## [JOB]
Copy all lines of the listing that include the string "this".

(Collection entries)
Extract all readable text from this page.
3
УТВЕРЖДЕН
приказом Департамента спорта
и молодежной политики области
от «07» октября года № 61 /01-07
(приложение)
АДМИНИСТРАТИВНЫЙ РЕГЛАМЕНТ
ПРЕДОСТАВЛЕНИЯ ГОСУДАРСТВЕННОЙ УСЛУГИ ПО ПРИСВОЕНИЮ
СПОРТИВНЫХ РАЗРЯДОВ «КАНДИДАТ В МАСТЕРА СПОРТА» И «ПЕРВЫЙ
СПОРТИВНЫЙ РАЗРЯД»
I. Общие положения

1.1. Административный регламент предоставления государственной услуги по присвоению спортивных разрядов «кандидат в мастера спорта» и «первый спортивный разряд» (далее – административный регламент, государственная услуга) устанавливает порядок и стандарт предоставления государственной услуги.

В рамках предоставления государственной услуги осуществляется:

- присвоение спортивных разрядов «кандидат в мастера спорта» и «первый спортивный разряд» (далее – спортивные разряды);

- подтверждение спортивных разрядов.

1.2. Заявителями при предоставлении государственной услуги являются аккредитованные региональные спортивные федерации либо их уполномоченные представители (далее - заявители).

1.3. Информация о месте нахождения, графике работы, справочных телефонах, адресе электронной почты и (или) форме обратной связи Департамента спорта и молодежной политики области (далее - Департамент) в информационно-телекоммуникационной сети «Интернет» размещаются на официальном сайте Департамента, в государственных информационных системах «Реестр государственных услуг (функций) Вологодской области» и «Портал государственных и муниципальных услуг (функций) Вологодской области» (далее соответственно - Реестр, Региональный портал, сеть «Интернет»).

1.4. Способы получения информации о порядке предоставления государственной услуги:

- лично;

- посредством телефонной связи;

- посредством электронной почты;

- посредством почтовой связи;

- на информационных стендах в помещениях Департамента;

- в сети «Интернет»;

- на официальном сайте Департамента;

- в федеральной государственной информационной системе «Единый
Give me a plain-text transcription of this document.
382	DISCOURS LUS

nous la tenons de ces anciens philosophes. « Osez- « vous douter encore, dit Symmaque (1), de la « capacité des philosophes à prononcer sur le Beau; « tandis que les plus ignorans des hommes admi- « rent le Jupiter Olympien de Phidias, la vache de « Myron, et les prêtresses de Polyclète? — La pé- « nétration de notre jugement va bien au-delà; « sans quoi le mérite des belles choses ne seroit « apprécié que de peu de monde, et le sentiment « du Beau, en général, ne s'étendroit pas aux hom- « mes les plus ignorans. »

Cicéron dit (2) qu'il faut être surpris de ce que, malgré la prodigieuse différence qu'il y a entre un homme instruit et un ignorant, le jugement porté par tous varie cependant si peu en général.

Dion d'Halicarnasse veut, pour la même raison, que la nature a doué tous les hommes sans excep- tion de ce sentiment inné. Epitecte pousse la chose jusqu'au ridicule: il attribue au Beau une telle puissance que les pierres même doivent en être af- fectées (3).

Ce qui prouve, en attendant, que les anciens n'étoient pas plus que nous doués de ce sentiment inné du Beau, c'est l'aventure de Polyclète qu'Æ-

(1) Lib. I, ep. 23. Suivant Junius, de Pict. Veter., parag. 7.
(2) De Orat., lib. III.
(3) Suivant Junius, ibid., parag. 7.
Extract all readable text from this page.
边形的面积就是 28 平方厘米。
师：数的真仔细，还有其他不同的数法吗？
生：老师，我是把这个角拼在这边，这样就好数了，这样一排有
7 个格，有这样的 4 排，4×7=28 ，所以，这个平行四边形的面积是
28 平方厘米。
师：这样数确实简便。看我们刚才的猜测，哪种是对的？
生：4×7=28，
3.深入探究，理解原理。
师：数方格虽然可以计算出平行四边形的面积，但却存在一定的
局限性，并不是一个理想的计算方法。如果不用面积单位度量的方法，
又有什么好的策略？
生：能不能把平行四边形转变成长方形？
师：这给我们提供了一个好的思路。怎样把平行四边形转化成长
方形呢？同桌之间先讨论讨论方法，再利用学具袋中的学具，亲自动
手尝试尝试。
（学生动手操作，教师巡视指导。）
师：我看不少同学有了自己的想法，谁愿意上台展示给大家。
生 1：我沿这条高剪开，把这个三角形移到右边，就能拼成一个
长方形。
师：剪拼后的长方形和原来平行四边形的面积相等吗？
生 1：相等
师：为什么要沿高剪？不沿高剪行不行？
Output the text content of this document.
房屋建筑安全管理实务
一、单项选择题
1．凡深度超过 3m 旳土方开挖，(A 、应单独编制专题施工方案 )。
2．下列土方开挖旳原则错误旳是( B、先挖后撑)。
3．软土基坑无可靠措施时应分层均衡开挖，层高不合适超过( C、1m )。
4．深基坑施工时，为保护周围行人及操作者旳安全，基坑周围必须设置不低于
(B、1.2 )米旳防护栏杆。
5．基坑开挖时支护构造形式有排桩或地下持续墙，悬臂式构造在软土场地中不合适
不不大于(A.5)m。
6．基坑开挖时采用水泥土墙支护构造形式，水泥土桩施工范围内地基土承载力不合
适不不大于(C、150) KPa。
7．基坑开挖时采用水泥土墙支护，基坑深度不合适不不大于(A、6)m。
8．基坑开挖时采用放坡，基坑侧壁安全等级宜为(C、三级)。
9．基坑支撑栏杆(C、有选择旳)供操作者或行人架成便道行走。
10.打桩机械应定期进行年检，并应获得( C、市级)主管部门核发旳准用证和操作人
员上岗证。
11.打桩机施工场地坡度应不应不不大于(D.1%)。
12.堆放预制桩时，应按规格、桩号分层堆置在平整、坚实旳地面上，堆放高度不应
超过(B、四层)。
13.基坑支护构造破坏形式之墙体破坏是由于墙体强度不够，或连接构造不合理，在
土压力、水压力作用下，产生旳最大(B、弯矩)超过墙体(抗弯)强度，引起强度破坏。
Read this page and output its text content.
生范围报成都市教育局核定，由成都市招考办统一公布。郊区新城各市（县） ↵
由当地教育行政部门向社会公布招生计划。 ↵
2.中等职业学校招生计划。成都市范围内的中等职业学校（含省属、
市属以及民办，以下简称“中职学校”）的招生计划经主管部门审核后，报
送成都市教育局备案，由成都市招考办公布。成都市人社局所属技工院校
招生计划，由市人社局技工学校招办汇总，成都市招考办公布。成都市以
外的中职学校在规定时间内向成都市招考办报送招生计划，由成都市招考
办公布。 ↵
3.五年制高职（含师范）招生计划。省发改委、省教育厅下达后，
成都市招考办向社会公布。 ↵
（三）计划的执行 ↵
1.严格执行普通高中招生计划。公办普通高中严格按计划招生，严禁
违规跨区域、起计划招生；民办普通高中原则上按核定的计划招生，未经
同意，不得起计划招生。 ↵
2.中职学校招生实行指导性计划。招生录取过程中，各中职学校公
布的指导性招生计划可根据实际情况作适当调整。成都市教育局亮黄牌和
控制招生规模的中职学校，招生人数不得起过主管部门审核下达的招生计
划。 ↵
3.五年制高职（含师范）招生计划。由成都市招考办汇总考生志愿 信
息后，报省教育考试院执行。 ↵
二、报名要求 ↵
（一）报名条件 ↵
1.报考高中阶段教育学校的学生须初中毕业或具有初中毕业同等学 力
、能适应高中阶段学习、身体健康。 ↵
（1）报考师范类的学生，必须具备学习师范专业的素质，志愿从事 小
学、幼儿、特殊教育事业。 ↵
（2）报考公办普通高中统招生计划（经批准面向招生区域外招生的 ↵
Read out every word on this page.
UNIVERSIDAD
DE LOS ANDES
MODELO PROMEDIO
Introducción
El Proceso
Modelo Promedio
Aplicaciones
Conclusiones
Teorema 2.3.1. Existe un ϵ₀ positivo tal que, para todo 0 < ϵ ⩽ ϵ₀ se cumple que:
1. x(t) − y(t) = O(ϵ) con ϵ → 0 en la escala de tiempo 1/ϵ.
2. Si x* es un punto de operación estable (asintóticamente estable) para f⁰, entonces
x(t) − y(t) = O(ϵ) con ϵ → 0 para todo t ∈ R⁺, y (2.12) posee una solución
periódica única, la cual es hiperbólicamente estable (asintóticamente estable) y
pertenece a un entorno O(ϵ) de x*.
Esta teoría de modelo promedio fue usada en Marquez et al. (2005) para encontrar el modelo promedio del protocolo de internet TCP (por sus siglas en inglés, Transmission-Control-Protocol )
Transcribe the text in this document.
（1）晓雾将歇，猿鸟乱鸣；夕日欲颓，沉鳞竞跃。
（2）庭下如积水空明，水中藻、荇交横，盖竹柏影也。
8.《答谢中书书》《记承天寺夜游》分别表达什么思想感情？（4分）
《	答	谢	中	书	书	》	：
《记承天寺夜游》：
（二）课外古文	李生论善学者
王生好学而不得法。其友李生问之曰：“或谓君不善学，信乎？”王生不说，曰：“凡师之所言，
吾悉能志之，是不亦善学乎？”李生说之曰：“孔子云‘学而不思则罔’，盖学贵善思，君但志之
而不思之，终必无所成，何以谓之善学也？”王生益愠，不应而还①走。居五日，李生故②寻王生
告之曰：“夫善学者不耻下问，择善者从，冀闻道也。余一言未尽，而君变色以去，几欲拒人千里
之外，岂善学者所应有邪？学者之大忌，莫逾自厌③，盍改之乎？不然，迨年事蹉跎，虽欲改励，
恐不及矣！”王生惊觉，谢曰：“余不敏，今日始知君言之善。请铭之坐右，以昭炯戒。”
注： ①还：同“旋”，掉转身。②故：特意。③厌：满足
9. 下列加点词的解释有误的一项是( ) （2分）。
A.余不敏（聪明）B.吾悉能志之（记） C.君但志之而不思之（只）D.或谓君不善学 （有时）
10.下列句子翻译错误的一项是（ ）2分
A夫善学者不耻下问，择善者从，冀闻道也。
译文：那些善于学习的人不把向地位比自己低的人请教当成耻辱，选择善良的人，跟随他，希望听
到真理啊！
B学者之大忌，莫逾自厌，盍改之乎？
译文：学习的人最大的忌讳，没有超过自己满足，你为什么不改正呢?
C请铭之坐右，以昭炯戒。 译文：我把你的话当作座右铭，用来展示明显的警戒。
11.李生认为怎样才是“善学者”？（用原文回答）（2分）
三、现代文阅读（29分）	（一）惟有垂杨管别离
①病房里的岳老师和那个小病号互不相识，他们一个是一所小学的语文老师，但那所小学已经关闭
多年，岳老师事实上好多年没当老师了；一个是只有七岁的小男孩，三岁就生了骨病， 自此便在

## [FINISHED ANSWER]
Extract all readable text from this page.
Give me a plain-text transcription of this document.
Extract all readable text from this page.
Output the text content of this document.
Read this page and output its text content.
Read out every word on this page.
Transcribe the text in this document.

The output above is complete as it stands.